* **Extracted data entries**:
_ _ _
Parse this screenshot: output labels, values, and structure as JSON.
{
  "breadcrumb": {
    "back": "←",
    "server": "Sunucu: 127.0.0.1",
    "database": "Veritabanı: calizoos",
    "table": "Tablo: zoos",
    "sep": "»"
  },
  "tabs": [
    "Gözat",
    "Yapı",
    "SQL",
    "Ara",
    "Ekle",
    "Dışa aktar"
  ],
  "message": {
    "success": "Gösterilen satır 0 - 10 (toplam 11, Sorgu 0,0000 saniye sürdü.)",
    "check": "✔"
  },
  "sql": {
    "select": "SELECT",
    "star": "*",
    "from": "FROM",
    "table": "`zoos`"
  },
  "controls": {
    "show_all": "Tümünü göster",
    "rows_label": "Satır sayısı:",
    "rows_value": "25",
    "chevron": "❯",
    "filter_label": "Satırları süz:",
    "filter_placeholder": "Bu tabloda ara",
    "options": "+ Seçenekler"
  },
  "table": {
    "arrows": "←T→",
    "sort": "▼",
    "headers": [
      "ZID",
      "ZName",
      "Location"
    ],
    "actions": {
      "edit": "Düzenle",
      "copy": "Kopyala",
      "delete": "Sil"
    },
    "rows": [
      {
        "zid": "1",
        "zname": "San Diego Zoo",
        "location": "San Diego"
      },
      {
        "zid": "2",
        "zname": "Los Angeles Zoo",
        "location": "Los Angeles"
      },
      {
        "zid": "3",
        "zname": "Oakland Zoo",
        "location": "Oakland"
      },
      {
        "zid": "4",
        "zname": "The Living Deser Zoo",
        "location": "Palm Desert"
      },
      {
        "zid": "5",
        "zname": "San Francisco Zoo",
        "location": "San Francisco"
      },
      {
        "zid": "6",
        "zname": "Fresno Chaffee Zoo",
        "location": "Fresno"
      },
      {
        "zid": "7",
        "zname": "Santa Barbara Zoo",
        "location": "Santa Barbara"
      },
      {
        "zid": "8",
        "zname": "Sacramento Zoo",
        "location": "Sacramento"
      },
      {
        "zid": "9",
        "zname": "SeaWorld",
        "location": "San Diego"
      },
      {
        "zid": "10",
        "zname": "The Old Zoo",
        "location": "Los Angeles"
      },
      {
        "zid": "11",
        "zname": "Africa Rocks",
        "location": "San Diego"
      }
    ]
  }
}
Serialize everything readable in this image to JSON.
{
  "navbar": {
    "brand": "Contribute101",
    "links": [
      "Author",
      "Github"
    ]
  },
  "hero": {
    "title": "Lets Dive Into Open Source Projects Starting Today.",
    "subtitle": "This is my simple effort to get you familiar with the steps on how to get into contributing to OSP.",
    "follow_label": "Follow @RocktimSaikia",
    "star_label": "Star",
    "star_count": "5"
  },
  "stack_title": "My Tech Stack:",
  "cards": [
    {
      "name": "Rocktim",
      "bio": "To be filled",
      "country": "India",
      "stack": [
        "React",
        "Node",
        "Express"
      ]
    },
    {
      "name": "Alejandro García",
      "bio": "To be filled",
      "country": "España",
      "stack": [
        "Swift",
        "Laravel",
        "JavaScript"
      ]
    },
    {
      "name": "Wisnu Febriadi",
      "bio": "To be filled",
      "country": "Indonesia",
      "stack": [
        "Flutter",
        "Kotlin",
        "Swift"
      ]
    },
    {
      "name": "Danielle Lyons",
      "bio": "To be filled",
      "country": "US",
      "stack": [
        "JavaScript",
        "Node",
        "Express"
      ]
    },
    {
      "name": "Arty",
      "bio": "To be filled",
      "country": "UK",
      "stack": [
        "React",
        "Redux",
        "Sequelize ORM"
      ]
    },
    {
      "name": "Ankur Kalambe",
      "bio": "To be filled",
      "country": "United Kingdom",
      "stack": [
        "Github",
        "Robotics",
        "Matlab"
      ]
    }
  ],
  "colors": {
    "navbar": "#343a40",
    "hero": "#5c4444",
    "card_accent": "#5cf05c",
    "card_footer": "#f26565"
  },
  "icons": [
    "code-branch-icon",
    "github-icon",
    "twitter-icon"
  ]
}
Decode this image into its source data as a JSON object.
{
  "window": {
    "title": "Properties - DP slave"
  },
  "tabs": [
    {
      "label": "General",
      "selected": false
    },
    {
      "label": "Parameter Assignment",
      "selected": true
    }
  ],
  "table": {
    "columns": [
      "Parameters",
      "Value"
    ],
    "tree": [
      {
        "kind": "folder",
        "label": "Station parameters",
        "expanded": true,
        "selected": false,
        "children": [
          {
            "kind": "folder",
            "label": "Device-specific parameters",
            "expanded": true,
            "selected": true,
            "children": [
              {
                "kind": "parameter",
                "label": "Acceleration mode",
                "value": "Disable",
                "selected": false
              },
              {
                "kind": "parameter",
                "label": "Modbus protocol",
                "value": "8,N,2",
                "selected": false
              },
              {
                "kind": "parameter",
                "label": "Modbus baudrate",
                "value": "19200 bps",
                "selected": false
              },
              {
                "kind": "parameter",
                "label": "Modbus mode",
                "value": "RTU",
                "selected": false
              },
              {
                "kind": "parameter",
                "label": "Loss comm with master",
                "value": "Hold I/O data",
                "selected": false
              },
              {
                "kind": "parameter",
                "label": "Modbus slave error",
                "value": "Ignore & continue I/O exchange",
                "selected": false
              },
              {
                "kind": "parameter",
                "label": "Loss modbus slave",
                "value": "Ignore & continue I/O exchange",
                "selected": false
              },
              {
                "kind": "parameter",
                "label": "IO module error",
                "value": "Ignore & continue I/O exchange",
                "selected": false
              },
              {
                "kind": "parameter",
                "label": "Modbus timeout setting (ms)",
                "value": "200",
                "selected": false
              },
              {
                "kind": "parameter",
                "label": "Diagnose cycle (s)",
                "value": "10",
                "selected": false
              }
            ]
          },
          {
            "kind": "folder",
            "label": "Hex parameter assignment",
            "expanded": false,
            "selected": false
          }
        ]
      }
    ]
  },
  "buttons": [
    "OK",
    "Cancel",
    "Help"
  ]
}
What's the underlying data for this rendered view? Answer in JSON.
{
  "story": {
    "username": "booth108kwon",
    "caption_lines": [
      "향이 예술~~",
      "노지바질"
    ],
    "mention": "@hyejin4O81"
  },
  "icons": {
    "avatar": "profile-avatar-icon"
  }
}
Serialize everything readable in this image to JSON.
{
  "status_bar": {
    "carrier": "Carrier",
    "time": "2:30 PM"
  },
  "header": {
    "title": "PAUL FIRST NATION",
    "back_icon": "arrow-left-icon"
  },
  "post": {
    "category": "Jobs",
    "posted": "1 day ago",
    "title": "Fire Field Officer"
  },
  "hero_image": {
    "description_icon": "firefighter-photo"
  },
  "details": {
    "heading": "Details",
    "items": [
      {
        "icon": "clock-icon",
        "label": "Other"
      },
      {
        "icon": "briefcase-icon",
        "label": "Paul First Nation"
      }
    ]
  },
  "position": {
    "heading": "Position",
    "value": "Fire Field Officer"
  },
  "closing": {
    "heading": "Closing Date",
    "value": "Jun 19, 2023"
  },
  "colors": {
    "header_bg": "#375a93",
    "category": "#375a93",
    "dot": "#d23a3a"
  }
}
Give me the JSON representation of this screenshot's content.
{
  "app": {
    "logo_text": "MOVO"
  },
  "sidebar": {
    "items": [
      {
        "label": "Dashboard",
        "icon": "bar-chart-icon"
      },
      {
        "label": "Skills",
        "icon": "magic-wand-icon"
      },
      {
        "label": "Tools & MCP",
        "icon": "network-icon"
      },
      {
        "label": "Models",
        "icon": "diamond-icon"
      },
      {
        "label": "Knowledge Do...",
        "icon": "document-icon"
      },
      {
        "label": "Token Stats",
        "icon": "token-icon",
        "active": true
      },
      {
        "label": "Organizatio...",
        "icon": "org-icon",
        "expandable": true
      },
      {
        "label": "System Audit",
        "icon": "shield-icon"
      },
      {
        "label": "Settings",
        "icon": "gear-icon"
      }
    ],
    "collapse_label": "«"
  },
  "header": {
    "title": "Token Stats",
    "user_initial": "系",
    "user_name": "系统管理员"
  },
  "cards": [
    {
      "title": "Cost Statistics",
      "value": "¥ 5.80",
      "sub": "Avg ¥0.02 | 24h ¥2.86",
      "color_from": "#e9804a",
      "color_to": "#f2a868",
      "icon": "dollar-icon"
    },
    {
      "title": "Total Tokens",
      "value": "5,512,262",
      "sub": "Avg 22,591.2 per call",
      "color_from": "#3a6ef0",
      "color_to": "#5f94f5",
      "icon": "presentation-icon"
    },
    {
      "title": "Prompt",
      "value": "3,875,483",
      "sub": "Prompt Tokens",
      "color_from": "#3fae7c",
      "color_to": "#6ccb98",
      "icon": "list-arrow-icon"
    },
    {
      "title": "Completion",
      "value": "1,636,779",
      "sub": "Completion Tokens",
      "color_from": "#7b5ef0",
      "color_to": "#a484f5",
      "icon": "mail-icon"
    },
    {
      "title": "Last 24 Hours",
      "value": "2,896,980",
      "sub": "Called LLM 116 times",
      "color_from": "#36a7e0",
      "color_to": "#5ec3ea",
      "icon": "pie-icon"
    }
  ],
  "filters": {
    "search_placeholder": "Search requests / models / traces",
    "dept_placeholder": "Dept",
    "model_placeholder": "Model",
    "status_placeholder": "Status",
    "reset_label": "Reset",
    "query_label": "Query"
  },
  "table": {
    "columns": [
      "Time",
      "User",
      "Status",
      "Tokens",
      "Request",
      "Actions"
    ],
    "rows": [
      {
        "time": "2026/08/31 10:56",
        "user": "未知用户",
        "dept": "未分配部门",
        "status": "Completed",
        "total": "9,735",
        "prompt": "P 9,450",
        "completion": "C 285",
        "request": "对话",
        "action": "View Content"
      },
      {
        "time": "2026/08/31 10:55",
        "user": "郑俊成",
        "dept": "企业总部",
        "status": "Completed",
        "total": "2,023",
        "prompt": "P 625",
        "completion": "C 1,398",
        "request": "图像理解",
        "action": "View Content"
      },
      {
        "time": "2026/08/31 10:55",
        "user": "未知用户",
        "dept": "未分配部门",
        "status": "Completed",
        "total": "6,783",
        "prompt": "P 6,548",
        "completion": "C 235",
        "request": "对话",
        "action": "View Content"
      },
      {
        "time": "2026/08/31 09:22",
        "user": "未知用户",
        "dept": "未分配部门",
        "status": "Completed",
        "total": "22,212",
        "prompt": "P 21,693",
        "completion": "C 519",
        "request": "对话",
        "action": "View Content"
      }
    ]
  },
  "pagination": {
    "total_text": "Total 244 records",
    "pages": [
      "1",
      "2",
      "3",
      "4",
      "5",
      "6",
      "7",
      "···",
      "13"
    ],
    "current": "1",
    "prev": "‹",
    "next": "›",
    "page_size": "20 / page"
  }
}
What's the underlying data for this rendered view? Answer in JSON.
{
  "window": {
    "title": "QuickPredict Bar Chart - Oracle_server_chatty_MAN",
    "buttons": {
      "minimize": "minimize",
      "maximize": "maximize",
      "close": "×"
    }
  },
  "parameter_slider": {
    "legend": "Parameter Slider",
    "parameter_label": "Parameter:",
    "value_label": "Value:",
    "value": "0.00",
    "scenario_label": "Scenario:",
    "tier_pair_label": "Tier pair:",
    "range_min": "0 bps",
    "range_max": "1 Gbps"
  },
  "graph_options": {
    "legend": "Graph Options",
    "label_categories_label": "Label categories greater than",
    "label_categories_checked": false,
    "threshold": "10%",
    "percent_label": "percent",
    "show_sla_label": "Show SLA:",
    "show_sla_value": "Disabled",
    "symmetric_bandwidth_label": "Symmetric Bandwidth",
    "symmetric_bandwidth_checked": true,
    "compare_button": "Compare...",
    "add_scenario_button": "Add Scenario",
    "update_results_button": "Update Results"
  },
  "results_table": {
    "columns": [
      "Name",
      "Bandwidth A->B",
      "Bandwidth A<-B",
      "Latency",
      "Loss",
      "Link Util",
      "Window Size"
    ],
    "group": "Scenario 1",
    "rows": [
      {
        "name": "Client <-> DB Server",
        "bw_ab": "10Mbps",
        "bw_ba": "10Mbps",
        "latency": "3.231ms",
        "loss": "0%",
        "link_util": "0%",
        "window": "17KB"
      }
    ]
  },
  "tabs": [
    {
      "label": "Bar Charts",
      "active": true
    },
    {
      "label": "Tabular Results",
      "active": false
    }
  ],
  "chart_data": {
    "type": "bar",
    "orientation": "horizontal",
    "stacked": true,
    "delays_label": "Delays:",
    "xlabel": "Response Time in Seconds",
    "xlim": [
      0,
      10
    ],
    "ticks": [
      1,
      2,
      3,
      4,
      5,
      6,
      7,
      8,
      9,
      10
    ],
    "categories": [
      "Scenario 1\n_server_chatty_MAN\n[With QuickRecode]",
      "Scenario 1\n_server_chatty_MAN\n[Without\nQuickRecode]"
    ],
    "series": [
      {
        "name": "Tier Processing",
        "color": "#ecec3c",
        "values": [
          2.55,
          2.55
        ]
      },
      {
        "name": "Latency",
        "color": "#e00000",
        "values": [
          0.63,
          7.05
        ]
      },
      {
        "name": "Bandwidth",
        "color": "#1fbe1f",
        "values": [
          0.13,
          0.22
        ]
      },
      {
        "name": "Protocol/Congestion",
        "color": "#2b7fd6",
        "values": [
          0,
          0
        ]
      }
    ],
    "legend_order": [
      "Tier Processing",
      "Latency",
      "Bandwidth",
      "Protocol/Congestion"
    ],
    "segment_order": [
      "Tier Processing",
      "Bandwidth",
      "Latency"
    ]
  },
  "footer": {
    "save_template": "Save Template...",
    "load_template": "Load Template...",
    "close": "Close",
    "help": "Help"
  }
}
_ _ _
* **GOAL OF THE EXERCISE**: Write out each line of the data that holds the string "country".

* **THE ANSWER**:
      "country": "India",
      "country": "España",
      "country": "Indonesia",
      "country": "US",
      "country": "UK",
      "country": "United Kingdom",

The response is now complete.